_Task brief:_ Find each line with the string "LOYIHALARINING" and report it.
====== Material provided ======
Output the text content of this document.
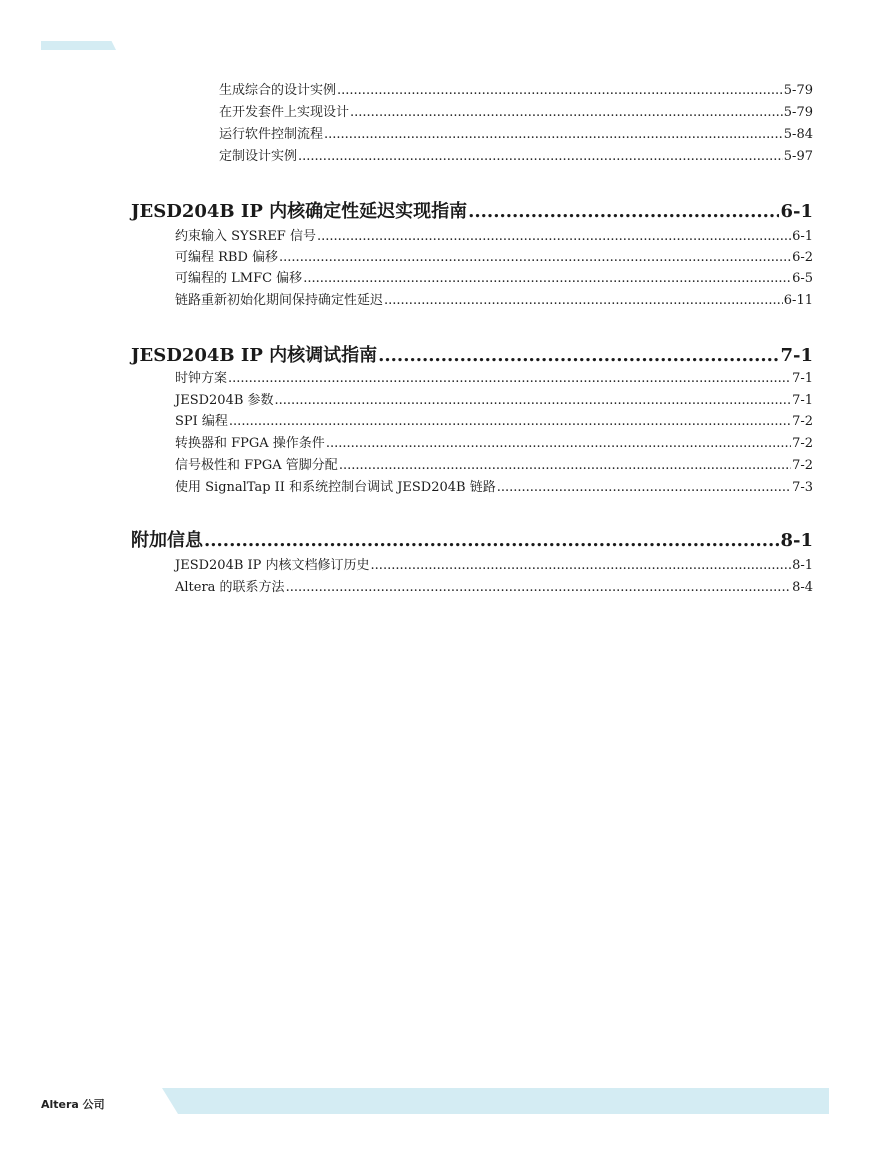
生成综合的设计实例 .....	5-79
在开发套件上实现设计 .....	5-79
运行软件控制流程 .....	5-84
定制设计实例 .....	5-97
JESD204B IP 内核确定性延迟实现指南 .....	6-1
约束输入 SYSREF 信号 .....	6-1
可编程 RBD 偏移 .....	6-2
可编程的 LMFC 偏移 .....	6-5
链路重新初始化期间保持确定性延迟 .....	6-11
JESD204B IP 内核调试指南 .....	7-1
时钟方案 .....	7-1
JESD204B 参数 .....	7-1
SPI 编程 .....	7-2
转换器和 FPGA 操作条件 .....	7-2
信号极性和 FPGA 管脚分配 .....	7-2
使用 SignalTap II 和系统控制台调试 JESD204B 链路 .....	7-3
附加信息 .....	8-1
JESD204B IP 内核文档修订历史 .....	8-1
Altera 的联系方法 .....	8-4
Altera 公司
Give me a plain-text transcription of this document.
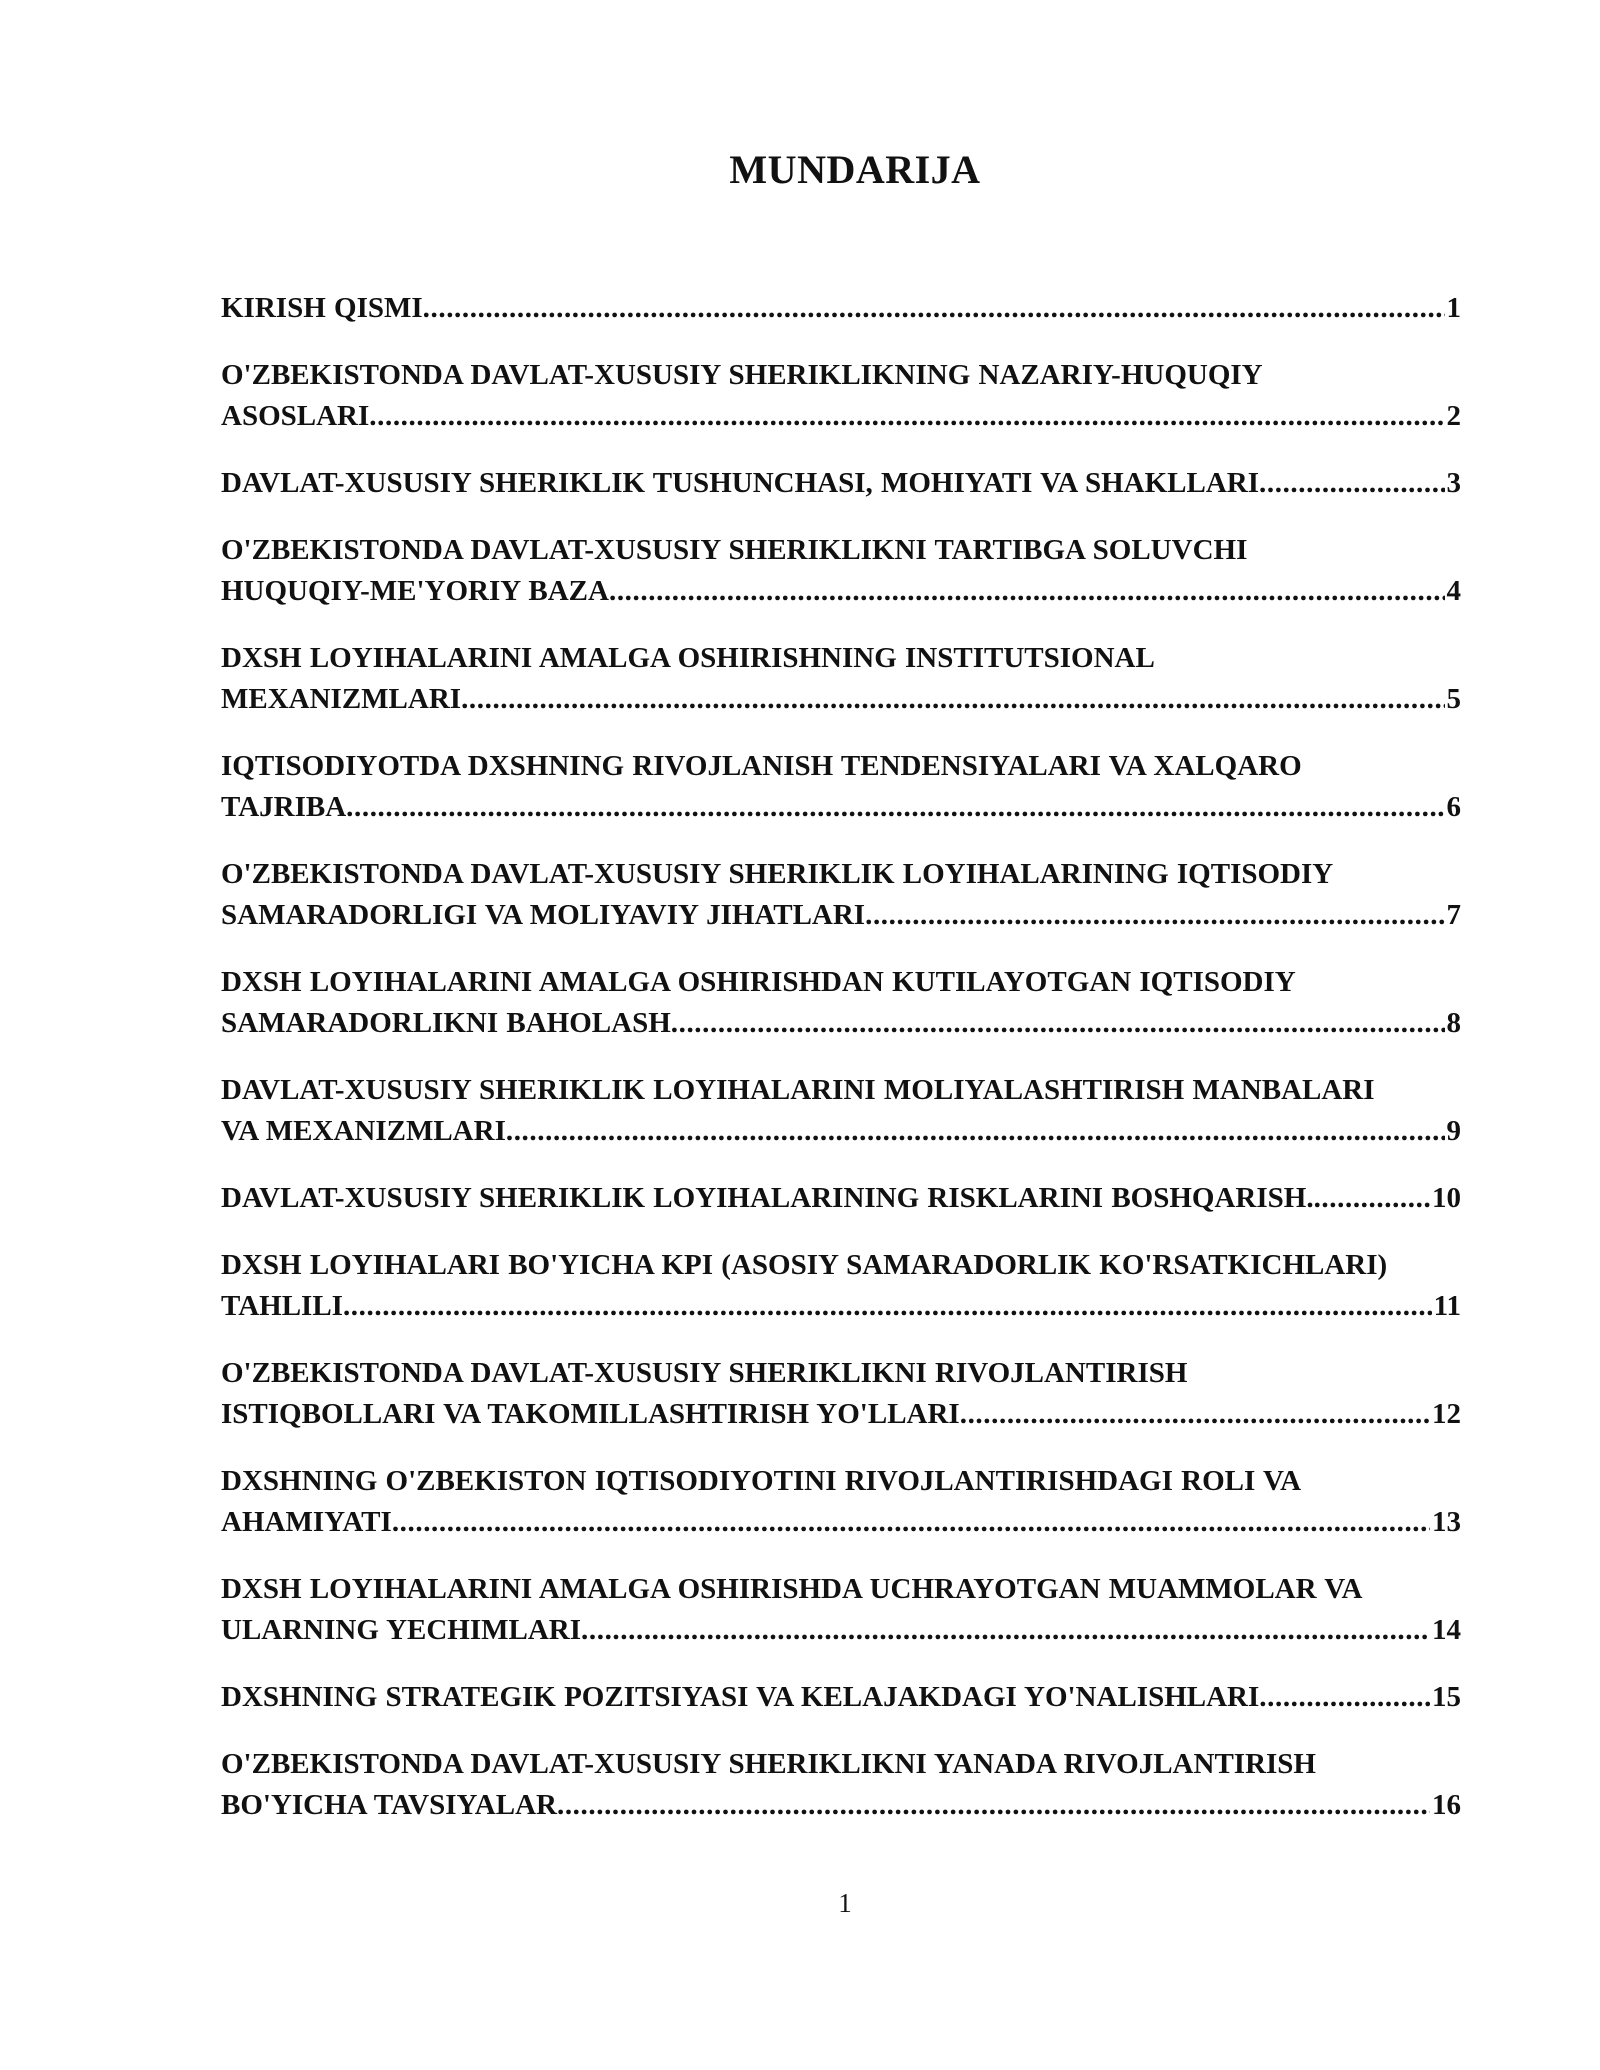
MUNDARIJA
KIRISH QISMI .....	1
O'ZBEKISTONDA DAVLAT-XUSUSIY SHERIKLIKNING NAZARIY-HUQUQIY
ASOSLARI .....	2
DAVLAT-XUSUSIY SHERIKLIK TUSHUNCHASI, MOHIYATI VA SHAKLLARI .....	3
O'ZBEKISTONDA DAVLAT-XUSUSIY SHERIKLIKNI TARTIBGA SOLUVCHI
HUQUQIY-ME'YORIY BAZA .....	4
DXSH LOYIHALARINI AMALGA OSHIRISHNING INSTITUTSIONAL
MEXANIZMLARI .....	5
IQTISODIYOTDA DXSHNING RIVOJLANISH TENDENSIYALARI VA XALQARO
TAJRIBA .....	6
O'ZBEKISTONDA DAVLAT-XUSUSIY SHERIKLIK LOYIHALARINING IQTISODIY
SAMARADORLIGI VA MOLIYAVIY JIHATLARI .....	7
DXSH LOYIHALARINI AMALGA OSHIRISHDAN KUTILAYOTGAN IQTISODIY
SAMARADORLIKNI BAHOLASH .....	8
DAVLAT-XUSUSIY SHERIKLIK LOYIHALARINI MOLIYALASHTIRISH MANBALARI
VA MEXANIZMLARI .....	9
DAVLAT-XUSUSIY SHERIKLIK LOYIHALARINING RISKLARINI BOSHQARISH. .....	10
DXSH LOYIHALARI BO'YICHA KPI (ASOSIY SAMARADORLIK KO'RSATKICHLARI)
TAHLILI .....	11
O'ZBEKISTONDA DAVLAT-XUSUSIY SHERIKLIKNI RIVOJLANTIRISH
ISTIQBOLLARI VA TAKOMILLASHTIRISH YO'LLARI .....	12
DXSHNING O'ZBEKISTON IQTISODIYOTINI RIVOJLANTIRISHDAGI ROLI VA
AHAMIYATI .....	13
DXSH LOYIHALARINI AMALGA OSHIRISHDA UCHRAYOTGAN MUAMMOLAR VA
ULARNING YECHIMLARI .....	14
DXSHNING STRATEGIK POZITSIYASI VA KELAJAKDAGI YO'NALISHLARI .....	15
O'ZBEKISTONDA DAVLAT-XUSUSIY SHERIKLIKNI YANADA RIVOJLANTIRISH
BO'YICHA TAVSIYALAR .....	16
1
======
====== Material provided ======
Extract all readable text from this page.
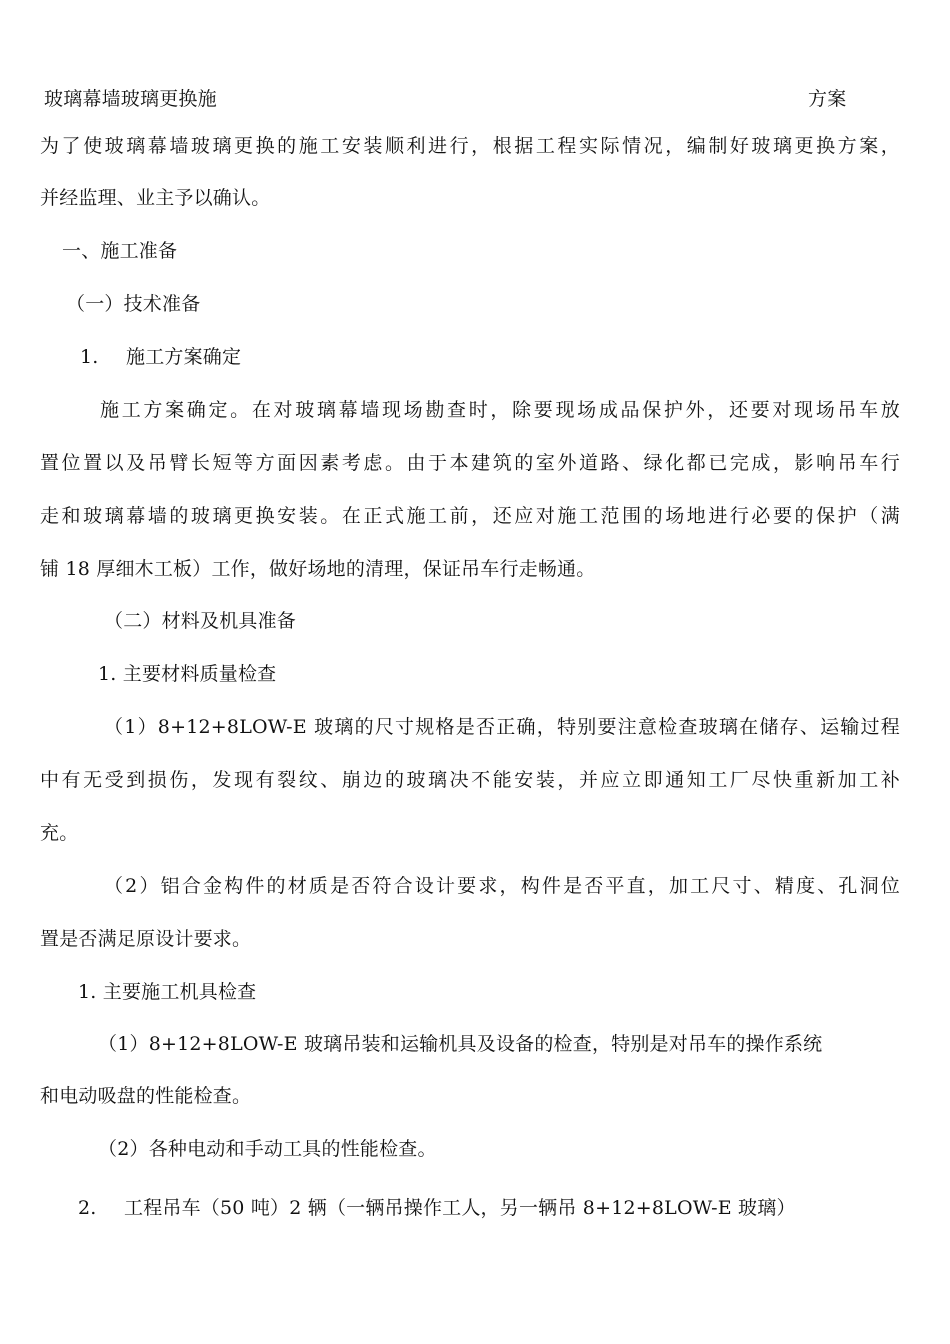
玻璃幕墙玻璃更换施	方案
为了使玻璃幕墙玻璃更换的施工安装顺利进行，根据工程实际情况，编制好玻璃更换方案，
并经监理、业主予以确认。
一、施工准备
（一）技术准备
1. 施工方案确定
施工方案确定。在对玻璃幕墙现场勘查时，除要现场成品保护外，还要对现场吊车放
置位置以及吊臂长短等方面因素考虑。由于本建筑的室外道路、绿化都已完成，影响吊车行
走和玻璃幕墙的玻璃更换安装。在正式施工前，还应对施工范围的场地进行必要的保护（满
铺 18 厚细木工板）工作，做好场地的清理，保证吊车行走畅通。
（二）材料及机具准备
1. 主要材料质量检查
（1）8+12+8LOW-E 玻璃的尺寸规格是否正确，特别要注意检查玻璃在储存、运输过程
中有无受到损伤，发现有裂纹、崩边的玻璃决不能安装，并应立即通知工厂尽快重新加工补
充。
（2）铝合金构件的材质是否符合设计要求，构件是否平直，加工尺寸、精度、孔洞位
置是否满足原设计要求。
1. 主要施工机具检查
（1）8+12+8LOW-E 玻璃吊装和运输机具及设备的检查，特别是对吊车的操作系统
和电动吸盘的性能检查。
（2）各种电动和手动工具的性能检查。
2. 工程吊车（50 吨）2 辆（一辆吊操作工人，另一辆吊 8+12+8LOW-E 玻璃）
======
_Exercise response:_
O'ZBEKISTONDA DAVLAT-XUSUSIY SHERIKLIK LOYIHALARINING IQTISODIY
DAVLAT-XUSUSIY SHERIKLIK LOYIHALARINING RISKLARINI BOSHQARISH. .....	10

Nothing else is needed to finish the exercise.